"""

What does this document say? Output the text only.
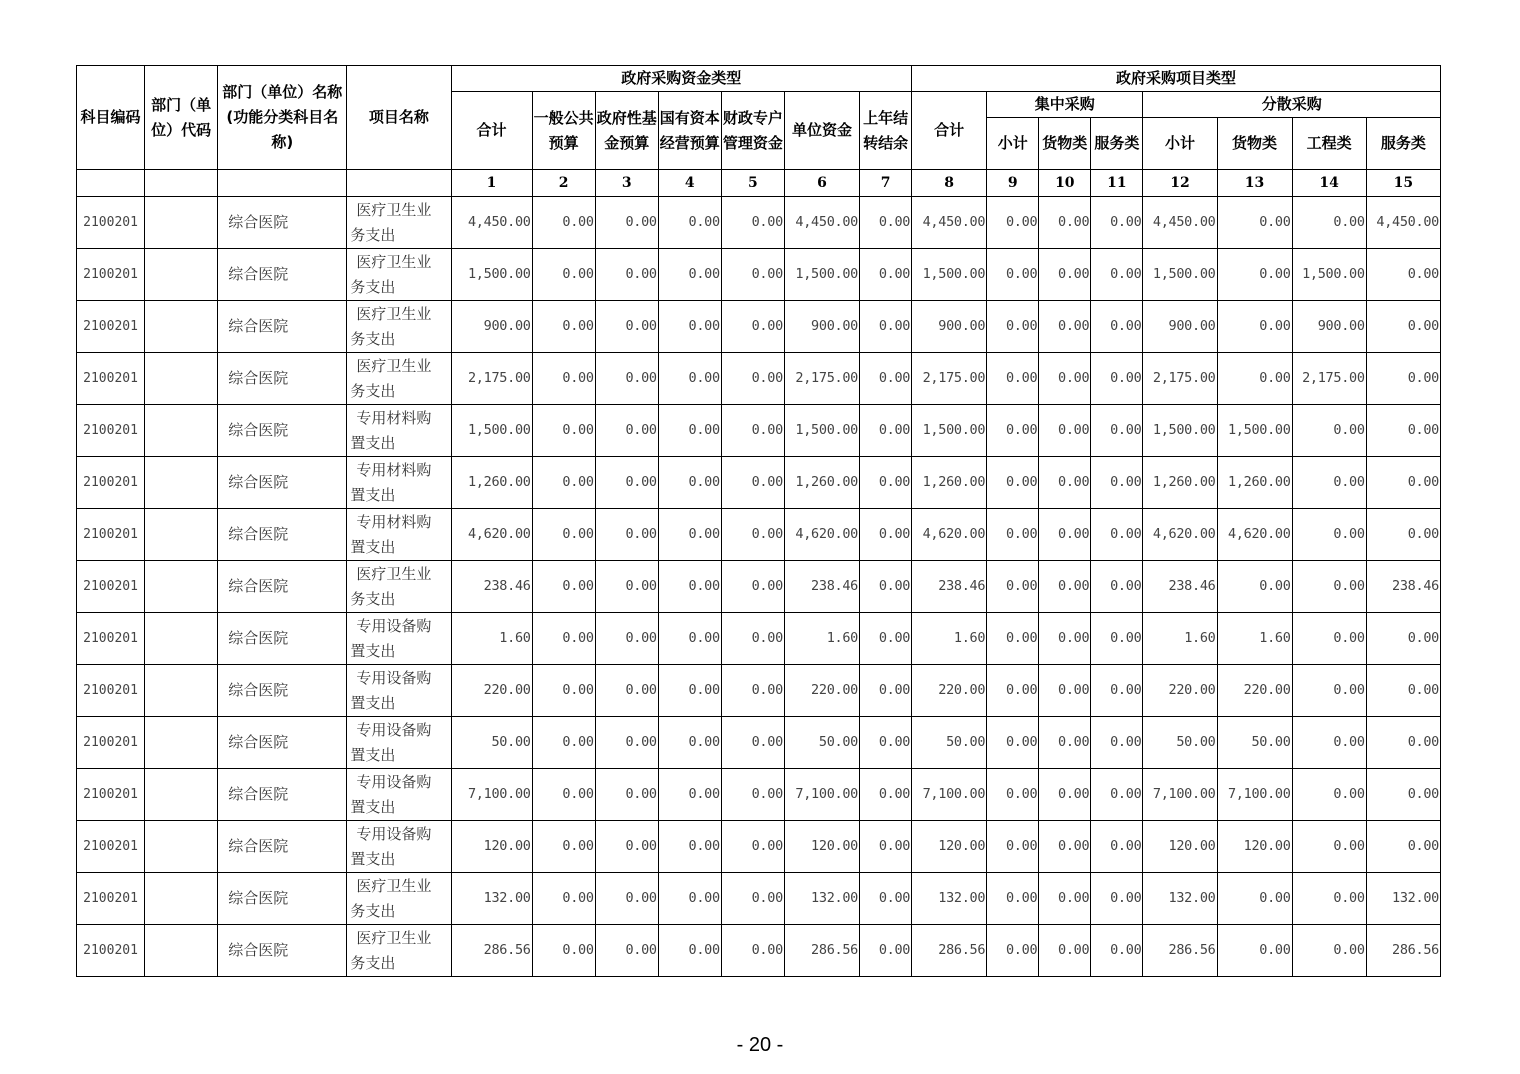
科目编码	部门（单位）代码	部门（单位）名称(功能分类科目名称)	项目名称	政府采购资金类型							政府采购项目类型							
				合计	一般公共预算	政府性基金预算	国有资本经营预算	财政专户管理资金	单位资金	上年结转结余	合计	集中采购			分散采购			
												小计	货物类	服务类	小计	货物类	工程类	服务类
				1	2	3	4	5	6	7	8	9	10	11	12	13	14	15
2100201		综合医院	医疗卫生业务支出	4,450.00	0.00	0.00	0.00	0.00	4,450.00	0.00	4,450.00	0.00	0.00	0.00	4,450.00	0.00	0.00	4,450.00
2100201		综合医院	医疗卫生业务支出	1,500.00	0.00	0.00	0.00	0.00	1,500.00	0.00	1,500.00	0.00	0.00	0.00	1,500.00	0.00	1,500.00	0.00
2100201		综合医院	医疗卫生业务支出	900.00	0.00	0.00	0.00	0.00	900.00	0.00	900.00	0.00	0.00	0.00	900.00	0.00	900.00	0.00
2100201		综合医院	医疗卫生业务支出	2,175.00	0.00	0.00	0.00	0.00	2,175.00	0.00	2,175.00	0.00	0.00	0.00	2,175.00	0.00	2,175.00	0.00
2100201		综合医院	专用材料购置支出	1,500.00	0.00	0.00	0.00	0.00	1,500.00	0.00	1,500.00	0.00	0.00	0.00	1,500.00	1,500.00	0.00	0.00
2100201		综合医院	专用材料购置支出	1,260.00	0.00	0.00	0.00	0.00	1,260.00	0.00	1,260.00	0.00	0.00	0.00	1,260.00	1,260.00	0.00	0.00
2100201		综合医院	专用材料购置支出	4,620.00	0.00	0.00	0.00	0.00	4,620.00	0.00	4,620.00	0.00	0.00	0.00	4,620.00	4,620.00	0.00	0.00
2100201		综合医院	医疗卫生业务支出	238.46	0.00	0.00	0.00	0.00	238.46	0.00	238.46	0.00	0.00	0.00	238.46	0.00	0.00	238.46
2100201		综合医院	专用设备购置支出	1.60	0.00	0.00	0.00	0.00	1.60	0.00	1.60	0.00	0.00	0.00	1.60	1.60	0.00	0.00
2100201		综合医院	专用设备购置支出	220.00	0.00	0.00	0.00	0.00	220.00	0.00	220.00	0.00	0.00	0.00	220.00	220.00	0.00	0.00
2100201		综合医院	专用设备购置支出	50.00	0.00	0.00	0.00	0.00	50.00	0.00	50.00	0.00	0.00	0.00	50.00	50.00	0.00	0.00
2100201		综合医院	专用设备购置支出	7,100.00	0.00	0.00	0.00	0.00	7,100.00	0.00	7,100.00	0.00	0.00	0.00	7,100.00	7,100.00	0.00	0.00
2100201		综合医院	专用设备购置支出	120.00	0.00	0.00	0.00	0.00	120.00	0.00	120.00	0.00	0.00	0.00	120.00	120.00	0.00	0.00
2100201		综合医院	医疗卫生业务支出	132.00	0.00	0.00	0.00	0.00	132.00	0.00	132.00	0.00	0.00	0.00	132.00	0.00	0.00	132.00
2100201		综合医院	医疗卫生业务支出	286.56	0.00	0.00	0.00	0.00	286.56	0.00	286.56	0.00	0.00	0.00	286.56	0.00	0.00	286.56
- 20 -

"""
"""

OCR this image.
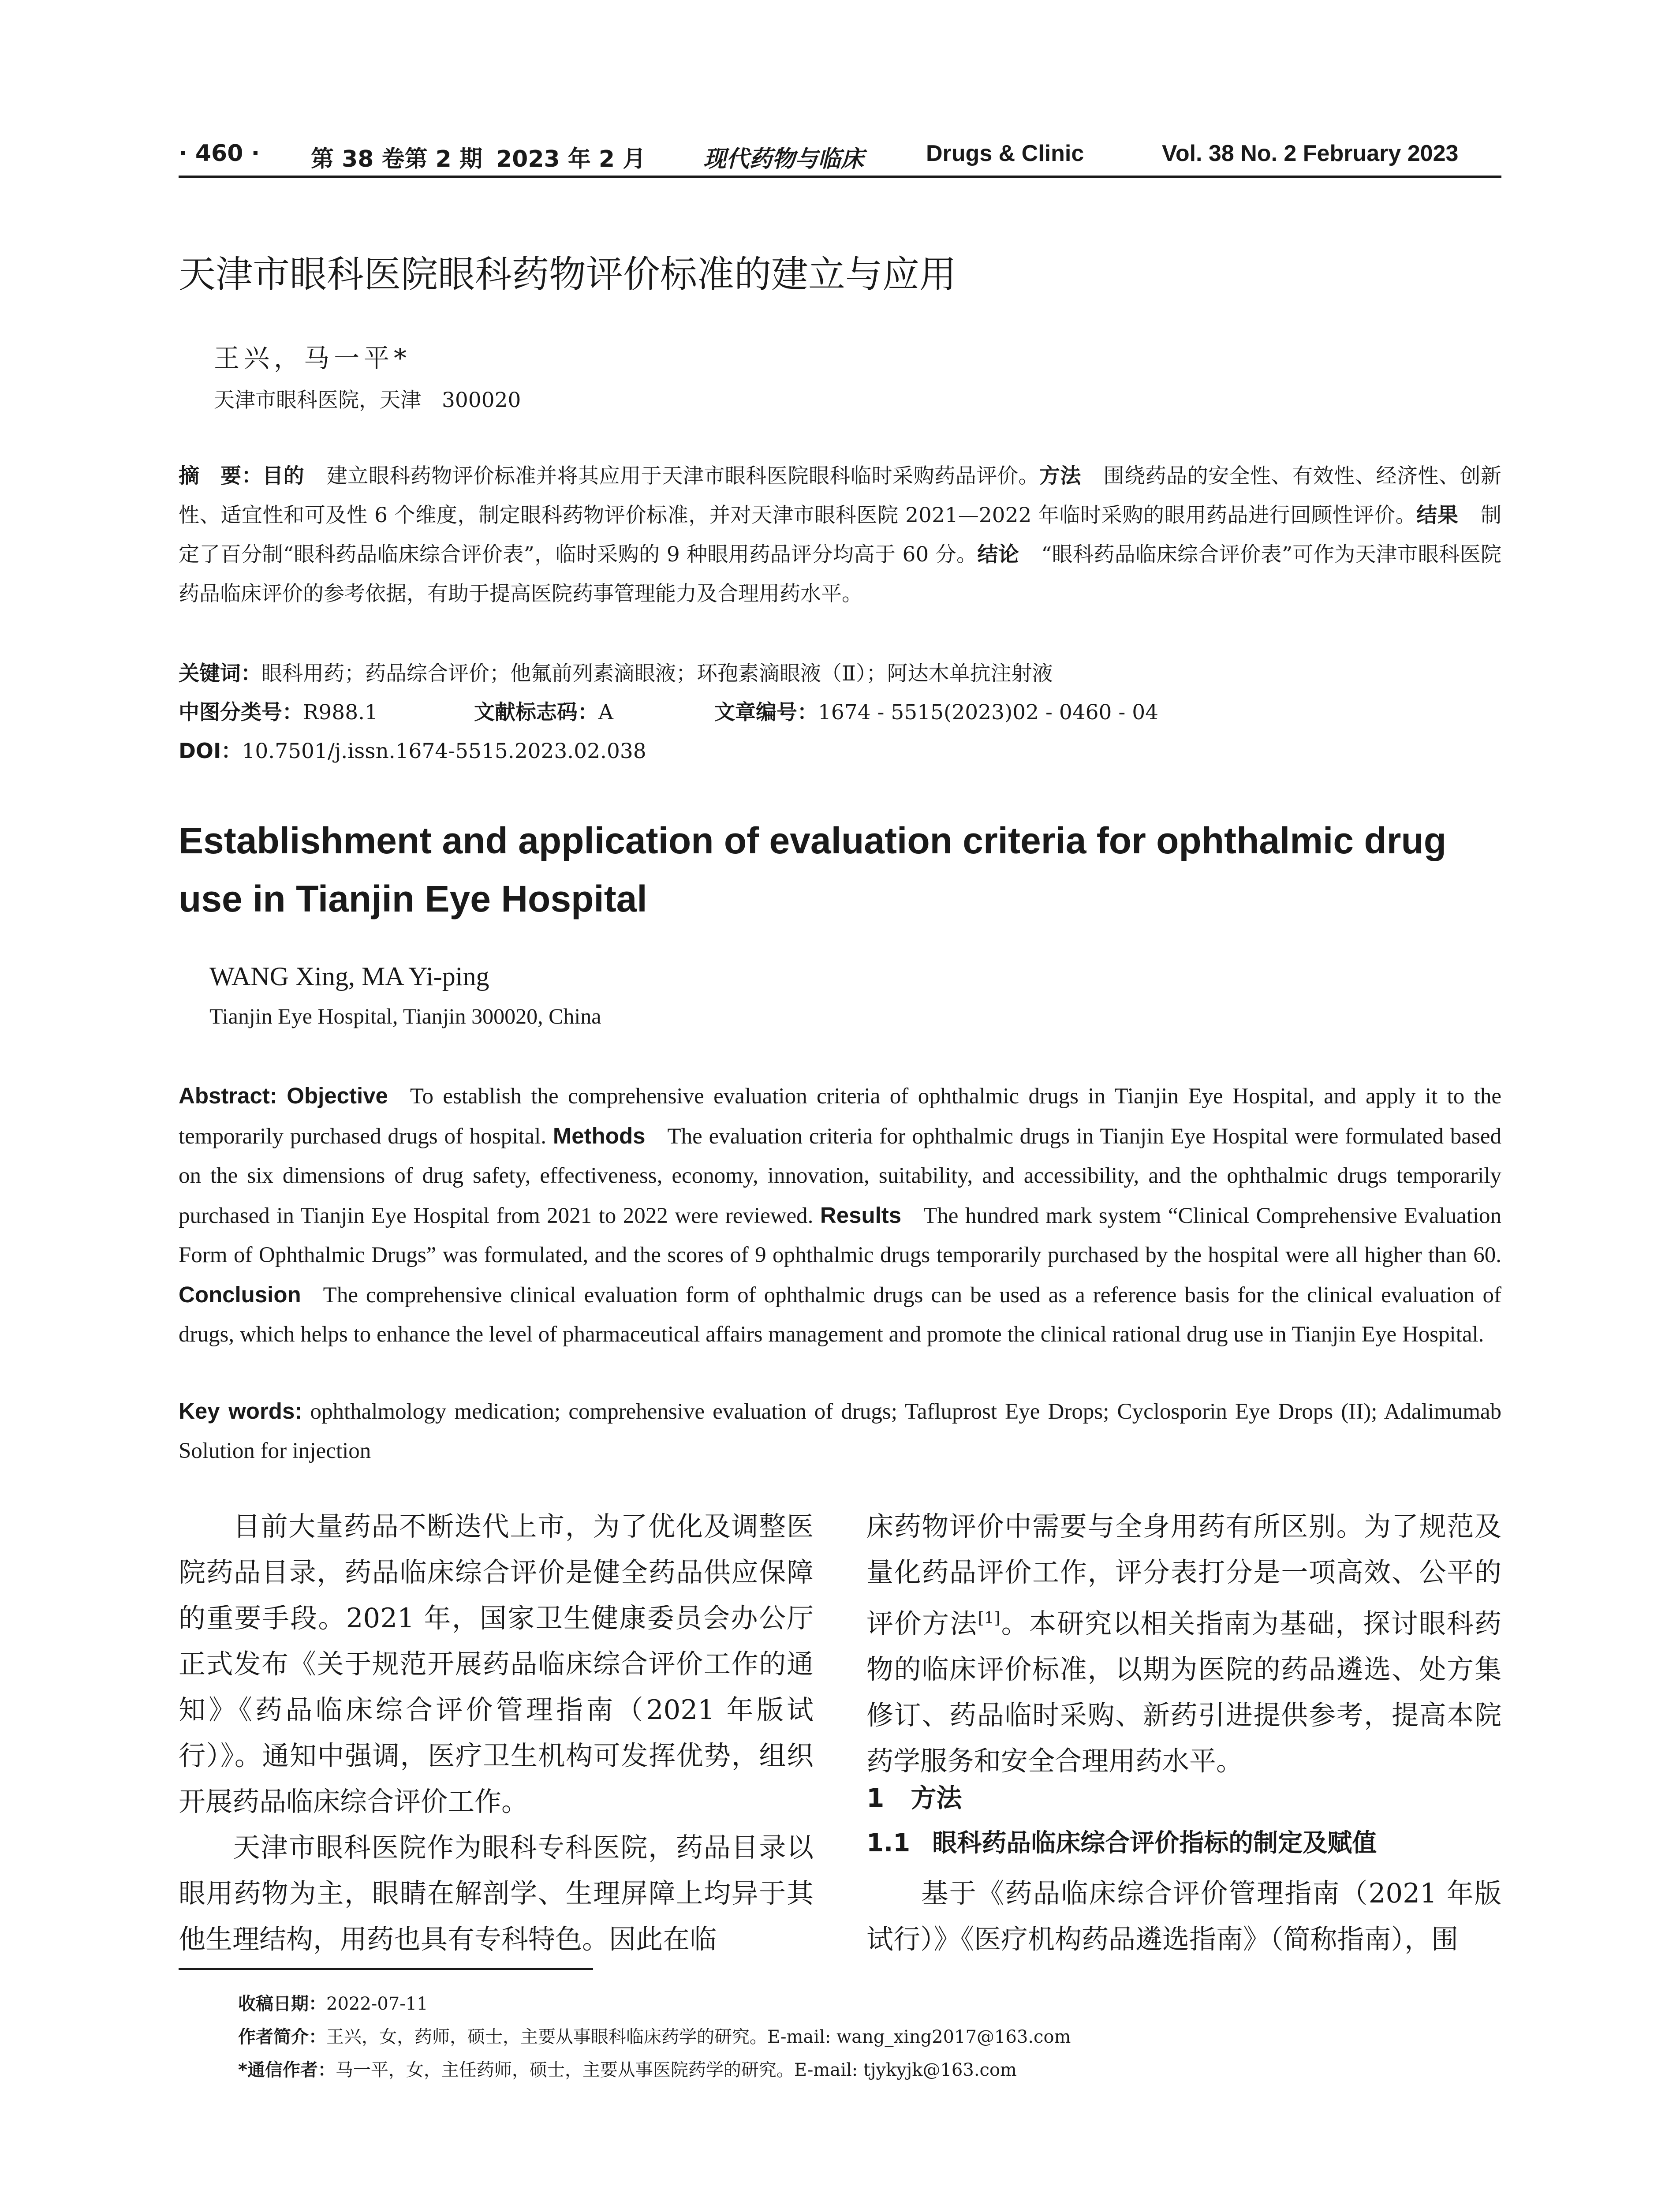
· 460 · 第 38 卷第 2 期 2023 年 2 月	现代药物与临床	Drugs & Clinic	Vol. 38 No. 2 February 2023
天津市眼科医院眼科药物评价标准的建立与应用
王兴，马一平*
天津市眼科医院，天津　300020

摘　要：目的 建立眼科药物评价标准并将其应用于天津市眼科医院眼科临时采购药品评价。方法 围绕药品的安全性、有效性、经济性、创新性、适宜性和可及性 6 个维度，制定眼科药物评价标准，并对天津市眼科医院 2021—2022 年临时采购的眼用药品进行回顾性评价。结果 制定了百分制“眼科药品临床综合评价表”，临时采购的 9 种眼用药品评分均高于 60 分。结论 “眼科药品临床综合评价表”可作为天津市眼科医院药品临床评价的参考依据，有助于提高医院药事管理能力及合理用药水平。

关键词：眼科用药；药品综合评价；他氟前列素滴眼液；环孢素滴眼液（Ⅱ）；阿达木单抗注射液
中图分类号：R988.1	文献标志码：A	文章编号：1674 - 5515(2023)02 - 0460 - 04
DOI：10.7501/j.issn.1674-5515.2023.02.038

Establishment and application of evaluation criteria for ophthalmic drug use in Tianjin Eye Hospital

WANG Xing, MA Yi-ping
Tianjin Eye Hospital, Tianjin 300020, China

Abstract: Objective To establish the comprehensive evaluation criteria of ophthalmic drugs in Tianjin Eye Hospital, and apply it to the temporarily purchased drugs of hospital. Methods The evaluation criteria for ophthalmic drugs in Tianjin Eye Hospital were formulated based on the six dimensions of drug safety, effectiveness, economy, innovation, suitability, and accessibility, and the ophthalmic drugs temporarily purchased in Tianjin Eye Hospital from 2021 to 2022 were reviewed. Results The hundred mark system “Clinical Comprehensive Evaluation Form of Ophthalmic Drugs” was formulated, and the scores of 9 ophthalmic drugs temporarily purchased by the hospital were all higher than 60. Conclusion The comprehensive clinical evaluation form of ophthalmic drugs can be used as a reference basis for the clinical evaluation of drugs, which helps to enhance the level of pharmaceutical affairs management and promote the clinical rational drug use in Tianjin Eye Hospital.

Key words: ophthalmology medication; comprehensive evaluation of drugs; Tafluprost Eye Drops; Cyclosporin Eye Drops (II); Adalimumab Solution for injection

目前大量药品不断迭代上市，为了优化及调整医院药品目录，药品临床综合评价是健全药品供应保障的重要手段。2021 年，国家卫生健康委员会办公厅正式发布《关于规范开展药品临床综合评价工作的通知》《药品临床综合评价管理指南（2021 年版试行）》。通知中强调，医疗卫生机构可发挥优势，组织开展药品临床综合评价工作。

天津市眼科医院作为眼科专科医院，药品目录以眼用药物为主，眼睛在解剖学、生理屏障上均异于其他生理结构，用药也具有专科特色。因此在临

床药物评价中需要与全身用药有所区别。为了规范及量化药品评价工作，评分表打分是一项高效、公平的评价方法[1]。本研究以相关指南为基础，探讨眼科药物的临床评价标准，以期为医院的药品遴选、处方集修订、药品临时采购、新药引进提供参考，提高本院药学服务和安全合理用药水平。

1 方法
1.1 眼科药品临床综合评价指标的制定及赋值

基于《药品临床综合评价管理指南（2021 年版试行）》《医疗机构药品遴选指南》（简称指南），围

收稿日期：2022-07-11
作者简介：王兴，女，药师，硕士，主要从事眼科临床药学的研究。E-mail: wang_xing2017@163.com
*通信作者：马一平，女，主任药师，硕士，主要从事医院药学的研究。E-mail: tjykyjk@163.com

"""
"""

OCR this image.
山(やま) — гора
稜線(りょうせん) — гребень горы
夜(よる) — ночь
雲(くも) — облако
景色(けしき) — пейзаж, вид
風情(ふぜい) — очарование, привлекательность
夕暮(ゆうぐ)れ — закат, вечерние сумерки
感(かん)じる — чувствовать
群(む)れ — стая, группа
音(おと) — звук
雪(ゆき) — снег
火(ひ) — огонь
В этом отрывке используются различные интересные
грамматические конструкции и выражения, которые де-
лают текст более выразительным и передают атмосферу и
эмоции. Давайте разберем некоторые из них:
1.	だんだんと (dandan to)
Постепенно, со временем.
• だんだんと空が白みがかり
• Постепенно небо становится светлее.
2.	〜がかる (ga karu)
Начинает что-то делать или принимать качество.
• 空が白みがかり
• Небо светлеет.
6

"""

Copy out every line from the material above in which the word "Постепенно" appears.

Постепенно, со временем.
• Постепенно небо становится светлее.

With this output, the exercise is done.